Given exercise
Your task is to copy every line of the entries that contains "content".

## start

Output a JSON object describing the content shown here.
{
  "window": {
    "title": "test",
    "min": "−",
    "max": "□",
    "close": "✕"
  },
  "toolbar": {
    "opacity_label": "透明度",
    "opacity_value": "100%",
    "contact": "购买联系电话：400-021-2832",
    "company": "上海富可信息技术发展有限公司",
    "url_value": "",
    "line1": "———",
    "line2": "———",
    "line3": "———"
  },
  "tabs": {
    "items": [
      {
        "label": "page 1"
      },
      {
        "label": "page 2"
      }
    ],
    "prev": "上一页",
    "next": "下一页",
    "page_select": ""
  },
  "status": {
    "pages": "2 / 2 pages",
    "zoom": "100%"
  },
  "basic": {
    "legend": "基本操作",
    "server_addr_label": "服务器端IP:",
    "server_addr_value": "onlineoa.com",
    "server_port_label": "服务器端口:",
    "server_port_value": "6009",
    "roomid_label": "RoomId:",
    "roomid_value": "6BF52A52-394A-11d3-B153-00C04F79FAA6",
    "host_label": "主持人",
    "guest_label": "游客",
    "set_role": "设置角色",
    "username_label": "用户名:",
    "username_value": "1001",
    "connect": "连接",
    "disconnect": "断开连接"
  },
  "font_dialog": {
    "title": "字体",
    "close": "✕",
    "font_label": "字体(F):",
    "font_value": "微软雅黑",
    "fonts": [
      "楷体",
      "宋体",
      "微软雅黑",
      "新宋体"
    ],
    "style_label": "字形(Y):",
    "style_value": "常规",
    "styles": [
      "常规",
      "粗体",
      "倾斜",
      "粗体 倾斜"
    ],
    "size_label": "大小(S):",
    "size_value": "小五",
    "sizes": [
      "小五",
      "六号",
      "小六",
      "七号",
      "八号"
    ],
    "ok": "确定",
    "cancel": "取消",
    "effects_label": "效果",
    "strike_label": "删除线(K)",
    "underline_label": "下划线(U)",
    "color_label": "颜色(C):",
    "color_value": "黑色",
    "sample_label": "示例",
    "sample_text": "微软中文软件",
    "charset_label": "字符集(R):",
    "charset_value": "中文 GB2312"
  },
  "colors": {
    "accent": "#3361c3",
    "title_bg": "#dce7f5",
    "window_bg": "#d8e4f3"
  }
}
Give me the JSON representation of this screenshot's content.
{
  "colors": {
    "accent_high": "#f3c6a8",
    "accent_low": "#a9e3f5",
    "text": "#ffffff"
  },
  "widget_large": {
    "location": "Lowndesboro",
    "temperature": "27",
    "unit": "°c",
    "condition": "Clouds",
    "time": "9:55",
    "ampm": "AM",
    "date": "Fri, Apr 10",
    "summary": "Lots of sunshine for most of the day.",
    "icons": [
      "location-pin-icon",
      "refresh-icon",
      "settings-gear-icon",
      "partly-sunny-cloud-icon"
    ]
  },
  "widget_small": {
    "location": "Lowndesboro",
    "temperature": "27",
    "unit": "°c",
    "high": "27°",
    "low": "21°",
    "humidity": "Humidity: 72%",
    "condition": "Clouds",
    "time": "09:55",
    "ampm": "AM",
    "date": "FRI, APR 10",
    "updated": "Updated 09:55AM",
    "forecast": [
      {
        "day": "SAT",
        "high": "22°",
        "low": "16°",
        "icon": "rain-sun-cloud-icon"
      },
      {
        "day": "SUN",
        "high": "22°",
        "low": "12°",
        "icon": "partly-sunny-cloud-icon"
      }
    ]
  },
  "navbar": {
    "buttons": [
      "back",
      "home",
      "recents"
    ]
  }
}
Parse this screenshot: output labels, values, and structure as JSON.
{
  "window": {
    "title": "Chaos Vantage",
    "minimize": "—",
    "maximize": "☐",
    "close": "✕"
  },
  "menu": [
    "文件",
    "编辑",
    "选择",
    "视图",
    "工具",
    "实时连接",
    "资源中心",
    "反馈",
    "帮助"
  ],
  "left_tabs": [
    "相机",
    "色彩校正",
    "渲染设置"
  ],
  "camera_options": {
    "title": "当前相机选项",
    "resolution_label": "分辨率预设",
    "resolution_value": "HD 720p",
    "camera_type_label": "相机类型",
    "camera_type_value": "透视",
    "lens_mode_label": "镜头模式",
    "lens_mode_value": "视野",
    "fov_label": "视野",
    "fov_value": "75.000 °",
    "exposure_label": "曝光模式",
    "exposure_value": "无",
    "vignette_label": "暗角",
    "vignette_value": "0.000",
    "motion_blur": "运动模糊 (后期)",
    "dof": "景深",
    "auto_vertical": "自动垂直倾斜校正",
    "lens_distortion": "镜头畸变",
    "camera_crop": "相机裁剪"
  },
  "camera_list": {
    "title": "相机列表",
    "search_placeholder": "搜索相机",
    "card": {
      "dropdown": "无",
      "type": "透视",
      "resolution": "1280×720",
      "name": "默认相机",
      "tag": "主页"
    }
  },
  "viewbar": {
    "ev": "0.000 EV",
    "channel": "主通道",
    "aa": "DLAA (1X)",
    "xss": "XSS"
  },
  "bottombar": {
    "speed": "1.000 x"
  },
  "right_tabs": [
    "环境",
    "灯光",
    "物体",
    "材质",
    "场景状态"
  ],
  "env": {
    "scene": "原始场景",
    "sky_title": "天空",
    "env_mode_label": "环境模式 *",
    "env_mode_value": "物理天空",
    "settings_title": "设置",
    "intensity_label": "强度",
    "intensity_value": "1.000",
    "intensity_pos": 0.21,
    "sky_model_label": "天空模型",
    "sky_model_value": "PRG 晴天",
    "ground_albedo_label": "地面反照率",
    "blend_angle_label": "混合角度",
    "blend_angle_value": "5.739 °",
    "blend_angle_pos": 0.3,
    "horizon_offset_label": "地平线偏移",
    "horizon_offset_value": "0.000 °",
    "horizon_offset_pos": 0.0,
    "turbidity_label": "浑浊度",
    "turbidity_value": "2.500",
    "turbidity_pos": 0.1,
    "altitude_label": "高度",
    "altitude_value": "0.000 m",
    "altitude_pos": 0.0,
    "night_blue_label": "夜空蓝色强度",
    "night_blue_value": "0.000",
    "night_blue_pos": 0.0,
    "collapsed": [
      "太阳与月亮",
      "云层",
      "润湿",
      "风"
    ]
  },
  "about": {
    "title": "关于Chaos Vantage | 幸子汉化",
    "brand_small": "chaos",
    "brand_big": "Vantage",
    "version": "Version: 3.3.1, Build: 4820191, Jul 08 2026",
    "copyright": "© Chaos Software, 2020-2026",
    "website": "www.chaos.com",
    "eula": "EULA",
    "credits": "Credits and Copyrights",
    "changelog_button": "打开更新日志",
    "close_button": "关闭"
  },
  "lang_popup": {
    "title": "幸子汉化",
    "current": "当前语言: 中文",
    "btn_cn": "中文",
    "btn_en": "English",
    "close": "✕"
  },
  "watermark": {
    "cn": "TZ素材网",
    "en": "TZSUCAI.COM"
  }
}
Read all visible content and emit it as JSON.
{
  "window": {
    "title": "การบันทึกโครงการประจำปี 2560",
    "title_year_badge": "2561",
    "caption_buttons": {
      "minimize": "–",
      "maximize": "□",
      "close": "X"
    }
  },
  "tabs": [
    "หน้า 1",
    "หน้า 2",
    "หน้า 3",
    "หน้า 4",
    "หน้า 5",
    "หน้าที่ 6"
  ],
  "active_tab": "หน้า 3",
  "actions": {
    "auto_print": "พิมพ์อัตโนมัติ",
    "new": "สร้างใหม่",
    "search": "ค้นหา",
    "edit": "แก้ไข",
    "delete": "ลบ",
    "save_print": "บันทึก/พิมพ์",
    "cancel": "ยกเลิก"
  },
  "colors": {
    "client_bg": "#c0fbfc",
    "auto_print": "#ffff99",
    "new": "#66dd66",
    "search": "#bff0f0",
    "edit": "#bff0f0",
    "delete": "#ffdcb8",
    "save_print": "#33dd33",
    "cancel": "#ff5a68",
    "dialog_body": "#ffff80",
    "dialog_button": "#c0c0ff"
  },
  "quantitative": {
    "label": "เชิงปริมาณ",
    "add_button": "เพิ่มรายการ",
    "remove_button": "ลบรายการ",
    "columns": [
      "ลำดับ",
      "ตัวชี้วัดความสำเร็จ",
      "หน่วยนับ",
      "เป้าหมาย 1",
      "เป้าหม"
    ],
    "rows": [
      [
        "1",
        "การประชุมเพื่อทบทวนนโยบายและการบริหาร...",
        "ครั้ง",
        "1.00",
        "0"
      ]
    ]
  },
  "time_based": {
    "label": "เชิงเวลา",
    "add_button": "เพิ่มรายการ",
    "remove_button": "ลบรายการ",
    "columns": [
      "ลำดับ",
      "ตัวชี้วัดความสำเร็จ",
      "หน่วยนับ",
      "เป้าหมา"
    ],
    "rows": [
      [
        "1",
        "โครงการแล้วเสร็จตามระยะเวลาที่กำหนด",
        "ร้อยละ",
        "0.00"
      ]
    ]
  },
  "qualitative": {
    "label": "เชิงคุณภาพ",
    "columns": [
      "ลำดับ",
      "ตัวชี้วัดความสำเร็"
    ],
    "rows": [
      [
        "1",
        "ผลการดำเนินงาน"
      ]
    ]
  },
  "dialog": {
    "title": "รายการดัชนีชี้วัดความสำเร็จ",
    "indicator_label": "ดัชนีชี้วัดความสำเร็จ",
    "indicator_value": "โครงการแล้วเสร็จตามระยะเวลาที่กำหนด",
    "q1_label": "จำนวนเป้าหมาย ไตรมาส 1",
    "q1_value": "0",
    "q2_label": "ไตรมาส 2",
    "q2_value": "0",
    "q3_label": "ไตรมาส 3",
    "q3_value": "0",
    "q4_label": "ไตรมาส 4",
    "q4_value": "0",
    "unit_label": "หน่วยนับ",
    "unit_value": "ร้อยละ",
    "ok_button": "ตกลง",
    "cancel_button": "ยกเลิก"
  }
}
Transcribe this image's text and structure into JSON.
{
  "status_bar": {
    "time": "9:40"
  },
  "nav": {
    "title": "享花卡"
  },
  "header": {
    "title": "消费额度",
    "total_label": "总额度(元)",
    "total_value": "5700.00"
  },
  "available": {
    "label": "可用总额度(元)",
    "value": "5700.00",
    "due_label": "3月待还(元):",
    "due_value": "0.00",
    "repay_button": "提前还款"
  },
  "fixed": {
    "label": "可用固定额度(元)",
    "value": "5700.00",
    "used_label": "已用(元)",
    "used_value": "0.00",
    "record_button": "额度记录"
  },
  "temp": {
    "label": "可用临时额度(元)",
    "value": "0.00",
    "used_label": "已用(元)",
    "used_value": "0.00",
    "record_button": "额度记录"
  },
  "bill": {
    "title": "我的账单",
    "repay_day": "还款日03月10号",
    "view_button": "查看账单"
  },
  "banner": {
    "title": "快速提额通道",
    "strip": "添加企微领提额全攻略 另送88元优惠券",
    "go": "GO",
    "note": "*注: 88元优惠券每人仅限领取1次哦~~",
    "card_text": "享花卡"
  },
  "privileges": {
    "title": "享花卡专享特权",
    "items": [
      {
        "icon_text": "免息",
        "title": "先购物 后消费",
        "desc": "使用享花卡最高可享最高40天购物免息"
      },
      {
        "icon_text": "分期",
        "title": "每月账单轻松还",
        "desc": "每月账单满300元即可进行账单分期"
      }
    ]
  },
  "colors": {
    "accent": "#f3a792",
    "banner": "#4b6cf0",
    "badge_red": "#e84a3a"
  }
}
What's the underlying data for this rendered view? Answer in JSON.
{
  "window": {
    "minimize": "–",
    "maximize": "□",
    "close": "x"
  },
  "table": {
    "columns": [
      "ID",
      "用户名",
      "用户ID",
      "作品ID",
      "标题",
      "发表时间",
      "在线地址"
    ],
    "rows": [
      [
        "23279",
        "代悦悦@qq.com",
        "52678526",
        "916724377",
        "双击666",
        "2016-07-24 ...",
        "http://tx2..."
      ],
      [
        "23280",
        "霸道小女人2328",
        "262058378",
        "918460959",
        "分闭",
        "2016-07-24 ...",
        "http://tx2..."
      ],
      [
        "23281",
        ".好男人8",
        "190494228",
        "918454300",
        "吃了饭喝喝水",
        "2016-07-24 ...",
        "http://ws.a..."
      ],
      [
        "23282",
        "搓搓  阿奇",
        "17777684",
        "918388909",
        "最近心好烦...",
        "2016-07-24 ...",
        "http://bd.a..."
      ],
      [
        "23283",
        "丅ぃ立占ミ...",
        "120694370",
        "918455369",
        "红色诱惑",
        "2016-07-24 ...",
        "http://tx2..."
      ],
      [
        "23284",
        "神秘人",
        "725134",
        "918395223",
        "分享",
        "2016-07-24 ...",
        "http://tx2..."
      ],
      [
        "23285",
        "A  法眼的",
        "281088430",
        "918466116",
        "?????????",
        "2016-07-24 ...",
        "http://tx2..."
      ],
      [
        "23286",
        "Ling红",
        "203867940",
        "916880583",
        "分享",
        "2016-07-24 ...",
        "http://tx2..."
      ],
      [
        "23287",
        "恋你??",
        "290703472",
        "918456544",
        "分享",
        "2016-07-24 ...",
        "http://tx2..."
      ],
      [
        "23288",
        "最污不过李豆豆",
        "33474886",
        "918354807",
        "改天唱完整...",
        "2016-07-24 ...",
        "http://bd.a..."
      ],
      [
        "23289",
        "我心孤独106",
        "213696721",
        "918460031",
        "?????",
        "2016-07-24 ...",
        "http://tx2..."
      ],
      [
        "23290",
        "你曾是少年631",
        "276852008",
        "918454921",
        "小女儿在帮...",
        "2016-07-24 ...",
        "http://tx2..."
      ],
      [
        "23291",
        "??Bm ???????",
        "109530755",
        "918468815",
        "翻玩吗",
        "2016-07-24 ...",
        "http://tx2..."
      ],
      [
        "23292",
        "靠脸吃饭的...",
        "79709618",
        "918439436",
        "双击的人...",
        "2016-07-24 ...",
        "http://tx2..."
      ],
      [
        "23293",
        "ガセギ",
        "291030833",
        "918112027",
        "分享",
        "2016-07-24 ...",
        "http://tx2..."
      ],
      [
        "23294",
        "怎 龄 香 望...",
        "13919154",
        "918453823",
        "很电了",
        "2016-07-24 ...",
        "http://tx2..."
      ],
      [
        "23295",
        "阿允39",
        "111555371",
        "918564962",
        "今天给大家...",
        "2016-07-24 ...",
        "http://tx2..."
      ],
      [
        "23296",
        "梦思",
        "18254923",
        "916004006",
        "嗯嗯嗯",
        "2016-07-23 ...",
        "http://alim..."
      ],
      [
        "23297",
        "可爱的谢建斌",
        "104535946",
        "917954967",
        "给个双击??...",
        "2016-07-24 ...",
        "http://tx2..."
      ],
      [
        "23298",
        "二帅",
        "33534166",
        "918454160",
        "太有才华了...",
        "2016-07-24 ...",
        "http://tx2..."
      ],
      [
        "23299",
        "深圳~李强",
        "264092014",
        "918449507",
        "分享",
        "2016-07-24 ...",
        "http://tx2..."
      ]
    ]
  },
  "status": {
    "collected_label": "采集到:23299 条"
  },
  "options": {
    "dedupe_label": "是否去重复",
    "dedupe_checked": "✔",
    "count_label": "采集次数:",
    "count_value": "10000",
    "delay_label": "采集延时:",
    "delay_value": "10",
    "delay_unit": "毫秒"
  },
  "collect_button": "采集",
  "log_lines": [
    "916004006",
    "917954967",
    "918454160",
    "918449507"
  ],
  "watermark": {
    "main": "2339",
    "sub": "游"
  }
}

## end

Written solution
Output a JSON object describing the content shown here.
Give me the JSON representation of this screenshot's content.
Read all visible content and emit it as JSON.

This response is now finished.